Written task>
Show each line of the data below that has the string "кокс" in it.

Records supplied>
::::
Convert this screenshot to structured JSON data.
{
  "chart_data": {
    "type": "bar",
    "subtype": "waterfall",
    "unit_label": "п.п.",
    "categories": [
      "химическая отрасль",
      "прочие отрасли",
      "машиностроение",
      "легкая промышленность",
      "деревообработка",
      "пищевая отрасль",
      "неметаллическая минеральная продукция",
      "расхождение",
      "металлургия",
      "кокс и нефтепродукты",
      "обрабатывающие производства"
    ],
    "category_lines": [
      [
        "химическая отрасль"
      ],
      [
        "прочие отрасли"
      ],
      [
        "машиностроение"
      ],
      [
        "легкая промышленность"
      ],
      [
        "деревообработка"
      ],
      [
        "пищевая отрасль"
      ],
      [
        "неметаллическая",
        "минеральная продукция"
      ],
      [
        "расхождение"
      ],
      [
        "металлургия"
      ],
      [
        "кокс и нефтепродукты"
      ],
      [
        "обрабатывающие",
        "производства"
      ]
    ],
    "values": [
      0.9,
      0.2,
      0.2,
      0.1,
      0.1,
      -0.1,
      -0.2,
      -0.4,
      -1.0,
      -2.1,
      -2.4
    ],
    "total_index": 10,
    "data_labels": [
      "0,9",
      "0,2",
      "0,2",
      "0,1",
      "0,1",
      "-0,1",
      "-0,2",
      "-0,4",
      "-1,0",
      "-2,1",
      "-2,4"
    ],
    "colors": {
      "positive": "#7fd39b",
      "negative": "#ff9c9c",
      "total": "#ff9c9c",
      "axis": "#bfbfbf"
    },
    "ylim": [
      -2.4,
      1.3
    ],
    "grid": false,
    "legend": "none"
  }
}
::::
Complete response>
      "кокс и нефтепродукты",
        "кокс и нефтепродукты"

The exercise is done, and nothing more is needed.